ASSIGNMENT: This exercise asks for every record to be output again exactly.

DATA PROVIDED:
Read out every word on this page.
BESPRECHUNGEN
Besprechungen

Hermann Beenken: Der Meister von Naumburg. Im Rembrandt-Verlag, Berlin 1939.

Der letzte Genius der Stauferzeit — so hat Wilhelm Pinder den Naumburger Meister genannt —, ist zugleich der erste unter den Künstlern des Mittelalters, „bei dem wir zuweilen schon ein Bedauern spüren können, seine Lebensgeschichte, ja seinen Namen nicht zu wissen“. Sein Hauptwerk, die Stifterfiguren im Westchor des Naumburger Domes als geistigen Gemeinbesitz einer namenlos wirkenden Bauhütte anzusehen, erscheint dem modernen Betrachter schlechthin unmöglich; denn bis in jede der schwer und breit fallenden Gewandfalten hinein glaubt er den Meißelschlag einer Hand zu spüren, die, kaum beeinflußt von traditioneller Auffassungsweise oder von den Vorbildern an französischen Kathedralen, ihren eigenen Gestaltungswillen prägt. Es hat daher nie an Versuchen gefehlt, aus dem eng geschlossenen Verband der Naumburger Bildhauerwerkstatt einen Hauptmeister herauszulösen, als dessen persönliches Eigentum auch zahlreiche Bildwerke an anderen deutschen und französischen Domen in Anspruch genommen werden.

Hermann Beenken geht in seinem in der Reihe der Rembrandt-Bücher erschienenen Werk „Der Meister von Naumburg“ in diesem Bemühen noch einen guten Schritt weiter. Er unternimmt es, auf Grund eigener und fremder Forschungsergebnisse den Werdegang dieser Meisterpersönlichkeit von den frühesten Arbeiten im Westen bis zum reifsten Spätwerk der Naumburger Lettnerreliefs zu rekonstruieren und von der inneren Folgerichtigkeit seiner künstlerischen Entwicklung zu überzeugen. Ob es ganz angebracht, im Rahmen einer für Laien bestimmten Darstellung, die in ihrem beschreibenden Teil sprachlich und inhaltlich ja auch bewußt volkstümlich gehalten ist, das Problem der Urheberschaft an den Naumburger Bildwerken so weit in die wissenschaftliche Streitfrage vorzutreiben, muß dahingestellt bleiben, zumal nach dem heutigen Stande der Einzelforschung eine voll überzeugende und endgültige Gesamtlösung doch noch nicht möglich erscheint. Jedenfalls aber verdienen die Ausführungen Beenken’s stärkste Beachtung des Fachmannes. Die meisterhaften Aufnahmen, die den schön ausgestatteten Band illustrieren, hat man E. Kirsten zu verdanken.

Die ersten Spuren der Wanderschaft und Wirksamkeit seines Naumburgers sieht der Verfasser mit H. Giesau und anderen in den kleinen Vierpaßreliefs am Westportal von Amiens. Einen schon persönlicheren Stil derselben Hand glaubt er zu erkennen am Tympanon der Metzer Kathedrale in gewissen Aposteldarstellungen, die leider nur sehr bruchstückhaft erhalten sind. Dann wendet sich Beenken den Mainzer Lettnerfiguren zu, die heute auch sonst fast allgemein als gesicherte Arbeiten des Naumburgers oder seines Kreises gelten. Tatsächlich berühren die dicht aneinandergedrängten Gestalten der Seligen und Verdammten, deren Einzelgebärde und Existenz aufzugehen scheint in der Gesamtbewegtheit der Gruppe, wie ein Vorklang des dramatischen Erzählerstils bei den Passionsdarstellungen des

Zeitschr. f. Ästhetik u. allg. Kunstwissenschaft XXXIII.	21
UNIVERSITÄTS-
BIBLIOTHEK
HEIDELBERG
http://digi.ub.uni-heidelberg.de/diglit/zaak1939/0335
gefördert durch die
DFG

OUTPUT BELOW:
Read out every word on this page.
BESPRECHUNGEN
Besprechungen

Hermann Beenken: Der Meister von Naumburg. Im Rembrandt-Verlag, Berlin 1939.

Der letzte Genius der Stauferzeit — so hat Wilhelm Pinder den Naumburger Meister genannt —, ist zugleich der erste unter den Künstlern des Mittelalters, „bei dem wir zuweilen schon ein Bedauern spüren können, seine Lebensgeschichte, ja seinen Namen nicht zu wissen“. Sein Hauptwerk, die Stifterfiguren im Westchor des Naumburger Domes als geistigen Gemeinbesitz einer namenlos wirkenden Bauhütte anzusehen, erscheint dem modernen Betrachter schlechthin unmöglich; denn bis in jede der schwer und breit fallenden Gewandfalten hinein glaubt er den Meißelschlag einer Hand zu spüren, die, kaum beeinflußt von traditioneller Auffassungsweise oder von den Vorbildern an französischen Kathedralen, ihren eigenen Gestaltungswillen prägt. Es hat daher nie an Versuchen gefehlt, aus dem eng geschlossenen Verband der Naumburger Bildhauerwerkstatt einen Hauptmeister herauszulösen, als dessen persönliches Eigentum auch zahlreiche Bildwerke an anderen deutschen und französischen Domen in Anspruch genommen werden.

Hermann Beenken geht in seinem in der Reihe der Rembrandt-Bücher erschienenen Werk „Der Meister von Naumburg“ in diesem Bemühen noch einen guten Schritt weiter. Er unternimmt es, auf Grund eigener und fremder Forschungsergebnisse den Werdegang dieser Meisterpersönlichkeit von den frühesten Arbeiten im Westen bis zum reifsten Spätwerk der Naumburger Lettnerreliefs zu rekonstruieren und von der inneren Folgerichtigkeit seiner künstlerischen Entwicklung zu überzeugen. Ob es ganz angebracht, im Rahmen einer für Laien bestimmten Darstellung, die in ihrem beschreibenden Teil sprachlich und inhaltlich ja auch bewußt volkstümlich gehalten ist, das Problem der Urheberschaft an den Naumburger Bildwerken so weit in die wissenschaftliche Streitfrage vorzutreiben, muß dahingestellt bleiben, zumal nach dem heutigen Stande der Einzelforschung eine voll überzeugende und endgültige Gesamtlösung doch noch nicht möglich erscheint. Jedenfalls aber verdienen die Ausführungen Beenken’s stärkste Beachtung des Fachmannes. Die meisterhaften Aufnahmen, die den schön ausgestatteten Band illustrieren, hat man E. Kirsten zu verdanken.

Die ersten Spuren der Wanderschaft und Wirksamkeit seines Naumburgers sieht der Verfasser mit H. Giesau und anderen in den kleinen Vierpaßreliefs am Westportal von Amiens. Einen schon persönlicheren Stil derselben Hand glaubt er zu erkennen am Tympanon der Metzer Kathedrale in gewissen Aposteldarstellungen, die leider nur sehr bruchstückhaft erhalten sind. Dann wendet sich Beenken den Mainzer Lettnerfiguren zu, die heute auch sonst fast allgemein als gesicherte Arbeiten des Naumburgers oder seines Kreises gelten. Tatsächlich berühren die dicht aneinandergedrängten Gestalten der Seligen und Verdammten, deren Einzelgebärde und Existenz aufzugehen scheint in der Gesamtbewegtheit der Gruppe, wie ein Vorklang des dramatischen Erzählerstils bei den Passionsdarstellungen des

Zeitschr. f. Ästhetik u. allg. Kunstwissenschaft XXXIII.	21
UNIVERSITÄTS-
BIBLIOTHEK
HEIDELBERG
http://digi.ub.uni-heidelberg.de/diglit/zaak1939/0335
gefördert durch die
DFG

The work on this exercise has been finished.